* _Instruction_: Output every line from the start of the entries through the line that contains "western-logo <box>154 880 388 944</box>", inclusive, as a JSON list of strings with one string per line, omitting blank lines.

Boxed element entries:
☆ ☆ ☆ ☆
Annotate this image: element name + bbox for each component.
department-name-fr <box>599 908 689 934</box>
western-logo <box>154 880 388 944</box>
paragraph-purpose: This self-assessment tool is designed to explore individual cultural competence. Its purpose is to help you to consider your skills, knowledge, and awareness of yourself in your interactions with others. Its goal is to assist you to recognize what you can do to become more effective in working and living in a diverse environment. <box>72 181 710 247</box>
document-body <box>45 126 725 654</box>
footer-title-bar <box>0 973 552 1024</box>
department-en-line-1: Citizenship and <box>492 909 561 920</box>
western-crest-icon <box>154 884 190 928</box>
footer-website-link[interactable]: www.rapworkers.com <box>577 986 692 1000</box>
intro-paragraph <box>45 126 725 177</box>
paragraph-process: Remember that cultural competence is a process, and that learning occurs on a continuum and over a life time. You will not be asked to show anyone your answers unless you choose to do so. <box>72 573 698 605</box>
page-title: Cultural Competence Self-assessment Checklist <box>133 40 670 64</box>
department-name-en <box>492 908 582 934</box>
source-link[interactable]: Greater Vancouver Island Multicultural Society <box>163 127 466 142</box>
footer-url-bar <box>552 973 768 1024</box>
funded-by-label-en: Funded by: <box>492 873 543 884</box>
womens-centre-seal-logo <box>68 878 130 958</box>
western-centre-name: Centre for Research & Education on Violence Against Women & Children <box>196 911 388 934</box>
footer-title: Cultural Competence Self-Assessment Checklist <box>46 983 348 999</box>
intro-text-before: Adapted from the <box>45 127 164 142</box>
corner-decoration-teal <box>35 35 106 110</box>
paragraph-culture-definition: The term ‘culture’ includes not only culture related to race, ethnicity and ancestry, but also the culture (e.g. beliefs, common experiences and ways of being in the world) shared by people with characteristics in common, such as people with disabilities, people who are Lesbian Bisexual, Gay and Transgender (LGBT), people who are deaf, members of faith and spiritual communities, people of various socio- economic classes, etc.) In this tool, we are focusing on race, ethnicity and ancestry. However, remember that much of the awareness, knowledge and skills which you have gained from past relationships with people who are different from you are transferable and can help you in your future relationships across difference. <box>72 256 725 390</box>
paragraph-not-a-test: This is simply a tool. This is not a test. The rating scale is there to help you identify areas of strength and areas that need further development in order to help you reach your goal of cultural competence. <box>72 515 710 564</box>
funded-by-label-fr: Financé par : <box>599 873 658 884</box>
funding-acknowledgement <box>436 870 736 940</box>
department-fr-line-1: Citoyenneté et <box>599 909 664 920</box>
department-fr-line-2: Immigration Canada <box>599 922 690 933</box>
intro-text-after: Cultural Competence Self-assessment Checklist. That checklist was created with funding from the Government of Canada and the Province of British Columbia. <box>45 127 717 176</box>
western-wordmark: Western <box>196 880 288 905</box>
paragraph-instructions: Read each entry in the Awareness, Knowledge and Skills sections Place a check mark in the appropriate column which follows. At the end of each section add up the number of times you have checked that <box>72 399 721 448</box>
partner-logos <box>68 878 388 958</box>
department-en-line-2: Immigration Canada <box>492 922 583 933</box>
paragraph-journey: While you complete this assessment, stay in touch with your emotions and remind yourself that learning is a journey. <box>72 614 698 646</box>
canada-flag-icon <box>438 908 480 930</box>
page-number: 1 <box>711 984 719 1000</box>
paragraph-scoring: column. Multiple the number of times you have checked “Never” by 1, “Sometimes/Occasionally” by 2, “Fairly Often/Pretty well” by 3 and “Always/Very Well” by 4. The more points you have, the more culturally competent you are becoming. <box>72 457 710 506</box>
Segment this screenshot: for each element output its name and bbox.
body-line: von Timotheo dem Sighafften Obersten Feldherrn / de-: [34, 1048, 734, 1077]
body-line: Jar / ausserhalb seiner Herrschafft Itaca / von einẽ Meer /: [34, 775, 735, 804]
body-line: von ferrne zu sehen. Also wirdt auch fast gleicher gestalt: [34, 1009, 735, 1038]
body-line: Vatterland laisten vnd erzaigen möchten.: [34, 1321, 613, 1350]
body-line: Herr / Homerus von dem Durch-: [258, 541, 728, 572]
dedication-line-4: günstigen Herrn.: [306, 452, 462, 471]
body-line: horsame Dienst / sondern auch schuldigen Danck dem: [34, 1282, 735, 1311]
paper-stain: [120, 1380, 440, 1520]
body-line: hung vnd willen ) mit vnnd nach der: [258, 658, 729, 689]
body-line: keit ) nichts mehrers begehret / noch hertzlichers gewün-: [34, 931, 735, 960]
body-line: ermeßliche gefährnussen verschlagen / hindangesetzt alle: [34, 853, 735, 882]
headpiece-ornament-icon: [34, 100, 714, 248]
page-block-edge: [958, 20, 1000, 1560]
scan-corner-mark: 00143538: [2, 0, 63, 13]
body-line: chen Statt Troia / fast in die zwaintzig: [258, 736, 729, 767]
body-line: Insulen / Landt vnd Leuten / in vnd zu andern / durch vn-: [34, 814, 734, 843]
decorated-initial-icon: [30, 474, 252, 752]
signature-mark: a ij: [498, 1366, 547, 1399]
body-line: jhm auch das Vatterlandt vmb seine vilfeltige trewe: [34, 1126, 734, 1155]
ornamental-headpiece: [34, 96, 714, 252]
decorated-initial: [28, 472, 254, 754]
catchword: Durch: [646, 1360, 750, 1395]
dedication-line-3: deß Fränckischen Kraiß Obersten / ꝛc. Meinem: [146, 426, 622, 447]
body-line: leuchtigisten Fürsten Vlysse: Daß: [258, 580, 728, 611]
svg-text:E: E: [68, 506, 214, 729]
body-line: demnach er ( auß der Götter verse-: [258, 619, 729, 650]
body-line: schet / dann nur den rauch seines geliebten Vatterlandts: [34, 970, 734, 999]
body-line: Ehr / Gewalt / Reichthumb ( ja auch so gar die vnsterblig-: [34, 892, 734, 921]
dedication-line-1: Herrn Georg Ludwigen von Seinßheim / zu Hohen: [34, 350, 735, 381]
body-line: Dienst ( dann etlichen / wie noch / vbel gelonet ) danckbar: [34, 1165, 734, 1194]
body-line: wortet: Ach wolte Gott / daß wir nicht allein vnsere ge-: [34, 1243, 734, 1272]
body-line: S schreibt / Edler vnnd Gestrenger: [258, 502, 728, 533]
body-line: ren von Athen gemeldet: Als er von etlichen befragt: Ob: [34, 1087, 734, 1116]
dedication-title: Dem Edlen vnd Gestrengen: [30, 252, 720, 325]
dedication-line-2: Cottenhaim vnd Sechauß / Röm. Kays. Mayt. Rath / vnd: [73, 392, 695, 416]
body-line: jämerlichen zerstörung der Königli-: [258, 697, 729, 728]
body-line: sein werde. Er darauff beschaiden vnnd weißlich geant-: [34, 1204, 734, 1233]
☆ ☆ ☆ ☆
* _Written answer_:
[
  "Annotate this image: element name + bbox for each component.",
  "department-name-fr <box>599 908 689 934</box>",
  "western-logo <box>154 880 388 944</box>"
]